-- Begin Dataset entries --

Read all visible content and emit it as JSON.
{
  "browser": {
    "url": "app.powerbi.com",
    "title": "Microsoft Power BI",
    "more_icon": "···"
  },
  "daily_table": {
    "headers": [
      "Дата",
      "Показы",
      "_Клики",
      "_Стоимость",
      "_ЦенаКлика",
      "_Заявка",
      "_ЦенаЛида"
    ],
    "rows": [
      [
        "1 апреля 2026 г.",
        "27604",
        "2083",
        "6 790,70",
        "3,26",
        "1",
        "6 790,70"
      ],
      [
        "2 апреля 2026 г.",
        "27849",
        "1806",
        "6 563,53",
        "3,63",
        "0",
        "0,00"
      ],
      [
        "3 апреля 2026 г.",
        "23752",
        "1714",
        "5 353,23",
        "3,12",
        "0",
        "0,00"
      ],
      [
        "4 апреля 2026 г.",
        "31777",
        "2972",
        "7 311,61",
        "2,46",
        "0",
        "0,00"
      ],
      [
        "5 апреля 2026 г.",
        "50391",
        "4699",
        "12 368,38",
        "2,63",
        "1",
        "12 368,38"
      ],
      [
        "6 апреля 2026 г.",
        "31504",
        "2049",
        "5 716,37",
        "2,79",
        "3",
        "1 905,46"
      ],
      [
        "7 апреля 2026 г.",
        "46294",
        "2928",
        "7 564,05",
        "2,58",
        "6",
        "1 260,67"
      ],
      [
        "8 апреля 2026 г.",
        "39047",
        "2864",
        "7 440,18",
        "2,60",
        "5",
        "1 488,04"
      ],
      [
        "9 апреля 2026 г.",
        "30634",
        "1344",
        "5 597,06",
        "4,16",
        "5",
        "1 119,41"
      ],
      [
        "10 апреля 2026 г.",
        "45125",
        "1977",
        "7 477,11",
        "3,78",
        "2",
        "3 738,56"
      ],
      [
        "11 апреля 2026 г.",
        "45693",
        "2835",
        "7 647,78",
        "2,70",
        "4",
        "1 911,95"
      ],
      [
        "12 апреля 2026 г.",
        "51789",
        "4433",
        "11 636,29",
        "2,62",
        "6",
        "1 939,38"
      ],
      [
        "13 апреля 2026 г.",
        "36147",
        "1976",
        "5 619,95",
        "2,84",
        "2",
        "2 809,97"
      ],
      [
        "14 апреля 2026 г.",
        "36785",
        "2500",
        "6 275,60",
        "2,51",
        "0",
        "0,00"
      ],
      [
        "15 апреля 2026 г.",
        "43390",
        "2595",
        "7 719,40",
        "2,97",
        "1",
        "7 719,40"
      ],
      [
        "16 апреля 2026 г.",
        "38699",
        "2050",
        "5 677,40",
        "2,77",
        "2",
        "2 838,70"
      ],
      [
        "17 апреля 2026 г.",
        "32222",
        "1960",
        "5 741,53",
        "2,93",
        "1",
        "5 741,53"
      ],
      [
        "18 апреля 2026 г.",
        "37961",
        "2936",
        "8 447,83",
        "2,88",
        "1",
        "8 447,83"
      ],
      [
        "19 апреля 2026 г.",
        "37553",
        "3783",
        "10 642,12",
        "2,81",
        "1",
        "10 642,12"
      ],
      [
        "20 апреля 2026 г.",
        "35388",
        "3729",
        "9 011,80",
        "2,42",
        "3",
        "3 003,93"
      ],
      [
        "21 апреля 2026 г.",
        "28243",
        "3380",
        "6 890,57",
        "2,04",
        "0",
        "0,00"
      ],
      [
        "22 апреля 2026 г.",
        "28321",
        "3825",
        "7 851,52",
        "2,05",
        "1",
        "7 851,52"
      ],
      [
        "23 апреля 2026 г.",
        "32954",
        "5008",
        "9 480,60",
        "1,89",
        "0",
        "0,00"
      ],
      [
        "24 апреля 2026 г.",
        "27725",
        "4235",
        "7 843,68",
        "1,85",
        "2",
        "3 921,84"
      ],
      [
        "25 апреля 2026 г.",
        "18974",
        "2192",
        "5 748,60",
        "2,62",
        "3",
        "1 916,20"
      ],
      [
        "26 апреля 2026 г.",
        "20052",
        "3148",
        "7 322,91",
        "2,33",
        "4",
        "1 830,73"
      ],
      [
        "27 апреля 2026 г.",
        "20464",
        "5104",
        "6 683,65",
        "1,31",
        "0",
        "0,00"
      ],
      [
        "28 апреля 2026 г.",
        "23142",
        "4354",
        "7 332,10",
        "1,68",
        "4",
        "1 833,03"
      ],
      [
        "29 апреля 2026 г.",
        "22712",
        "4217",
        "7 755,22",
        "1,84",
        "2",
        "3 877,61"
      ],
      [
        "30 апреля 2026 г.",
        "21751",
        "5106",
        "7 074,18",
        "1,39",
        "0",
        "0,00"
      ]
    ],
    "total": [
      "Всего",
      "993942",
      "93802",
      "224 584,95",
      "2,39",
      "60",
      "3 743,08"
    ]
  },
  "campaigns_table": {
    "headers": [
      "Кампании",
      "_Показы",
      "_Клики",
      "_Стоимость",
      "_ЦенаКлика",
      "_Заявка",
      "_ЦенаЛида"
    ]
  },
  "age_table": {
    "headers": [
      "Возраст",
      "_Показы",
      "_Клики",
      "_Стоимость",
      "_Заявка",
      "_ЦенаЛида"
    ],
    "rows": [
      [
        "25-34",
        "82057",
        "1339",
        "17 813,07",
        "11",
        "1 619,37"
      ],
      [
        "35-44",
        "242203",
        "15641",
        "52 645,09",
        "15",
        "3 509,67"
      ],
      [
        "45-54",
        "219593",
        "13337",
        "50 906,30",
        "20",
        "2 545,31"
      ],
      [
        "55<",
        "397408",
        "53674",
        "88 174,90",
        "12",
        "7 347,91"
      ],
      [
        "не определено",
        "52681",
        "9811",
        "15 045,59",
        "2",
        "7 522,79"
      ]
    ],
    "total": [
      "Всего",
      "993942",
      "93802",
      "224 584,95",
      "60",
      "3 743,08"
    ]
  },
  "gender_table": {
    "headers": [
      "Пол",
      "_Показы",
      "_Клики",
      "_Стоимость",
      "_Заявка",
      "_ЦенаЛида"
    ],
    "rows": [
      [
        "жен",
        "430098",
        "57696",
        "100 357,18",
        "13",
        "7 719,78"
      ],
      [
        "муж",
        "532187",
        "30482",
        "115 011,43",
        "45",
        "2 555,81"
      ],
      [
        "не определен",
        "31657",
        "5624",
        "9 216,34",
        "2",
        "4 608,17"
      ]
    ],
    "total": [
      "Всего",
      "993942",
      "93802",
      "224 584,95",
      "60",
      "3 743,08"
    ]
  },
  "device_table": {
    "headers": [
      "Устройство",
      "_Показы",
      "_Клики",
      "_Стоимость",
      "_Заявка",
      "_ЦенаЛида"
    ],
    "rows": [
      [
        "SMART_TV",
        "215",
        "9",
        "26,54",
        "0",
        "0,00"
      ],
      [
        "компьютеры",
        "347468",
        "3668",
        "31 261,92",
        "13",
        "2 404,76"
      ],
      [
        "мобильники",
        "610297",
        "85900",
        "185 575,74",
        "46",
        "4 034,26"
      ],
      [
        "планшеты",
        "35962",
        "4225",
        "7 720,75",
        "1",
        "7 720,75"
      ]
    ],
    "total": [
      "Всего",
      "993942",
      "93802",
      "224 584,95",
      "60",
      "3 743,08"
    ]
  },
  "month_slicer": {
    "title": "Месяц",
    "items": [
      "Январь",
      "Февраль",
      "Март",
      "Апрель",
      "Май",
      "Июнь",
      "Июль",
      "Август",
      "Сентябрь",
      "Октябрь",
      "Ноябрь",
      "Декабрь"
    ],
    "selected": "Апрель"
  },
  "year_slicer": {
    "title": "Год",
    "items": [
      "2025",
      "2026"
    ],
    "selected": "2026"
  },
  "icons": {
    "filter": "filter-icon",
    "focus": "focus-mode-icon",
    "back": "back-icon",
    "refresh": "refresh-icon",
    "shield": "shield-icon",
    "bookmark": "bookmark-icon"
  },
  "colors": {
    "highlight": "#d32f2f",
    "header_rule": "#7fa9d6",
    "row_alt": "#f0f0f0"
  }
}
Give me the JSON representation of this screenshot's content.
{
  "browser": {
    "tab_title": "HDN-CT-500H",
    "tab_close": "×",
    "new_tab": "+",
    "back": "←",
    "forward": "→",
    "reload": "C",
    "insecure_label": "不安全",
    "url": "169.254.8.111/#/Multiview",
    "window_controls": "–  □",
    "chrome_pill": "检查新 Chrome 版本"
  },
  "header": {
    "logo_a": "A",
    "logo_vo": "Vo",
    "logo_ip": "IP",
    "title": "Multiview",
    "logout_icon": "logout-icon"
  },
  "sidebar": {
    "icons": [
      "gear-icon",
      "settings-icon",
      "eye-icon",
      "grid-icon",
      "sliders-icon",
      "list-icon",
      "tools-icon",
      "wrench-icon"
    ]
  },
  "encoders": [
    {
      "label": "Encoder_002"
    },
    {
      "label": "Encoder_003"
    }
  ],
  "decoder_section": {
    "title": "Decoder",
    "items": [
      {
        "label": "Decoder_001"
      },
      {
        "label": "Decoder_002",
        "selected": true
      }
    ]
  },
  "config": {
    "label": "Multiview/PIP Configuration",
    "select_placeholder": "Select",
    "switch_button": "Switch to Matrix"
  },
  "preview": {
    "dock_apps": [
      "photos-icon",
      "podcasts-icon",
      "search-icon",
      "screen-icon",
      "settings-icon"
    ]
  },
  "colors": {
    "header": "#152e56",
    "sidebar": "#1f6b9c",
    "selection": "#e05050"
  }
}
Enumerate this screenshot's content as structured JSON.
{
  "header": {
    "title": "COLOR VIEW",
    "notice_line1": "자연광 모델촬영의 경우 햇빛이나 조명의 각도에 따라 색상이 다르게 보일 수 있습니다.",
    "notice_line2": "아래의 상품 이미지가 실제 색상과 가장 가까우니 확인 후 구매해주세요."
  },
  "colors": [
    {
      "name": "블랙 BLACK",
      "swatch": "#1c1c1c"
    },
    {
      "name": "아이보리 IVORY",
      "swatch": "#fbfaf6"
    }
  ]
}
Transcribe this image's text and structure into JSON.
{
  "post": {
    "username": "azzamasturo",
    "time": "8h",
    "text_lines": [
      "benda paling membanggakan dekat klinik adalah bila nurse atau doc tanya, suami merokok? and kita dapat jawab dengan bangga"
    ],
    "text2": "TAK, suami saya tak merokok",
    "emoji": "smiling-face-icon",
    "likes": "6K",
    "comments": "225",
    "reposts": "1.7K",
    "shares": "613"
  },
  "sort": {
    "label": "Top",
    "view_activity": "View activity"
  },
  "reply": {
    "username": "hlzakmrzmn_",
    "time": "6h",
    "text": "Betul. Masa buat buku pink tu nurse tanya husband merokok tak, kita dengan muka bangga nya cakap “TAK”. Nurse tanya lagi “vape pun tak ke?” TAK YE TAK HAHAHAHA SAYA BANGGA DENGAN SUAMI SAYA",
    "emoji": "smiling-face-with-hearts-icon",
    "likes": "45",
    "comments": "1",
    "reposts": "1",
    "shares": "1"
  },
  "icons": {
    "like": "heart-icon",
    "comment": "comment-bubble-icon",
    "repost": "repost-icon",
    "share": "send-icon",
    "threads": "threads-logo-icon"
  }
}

-- End Dataset entries --

(Your goal): Select all lines in the listing above where the word "username" appears, and show them.

(Final result):
    "username": "azzamasturo",
    "username": "hlzakmrzmn_",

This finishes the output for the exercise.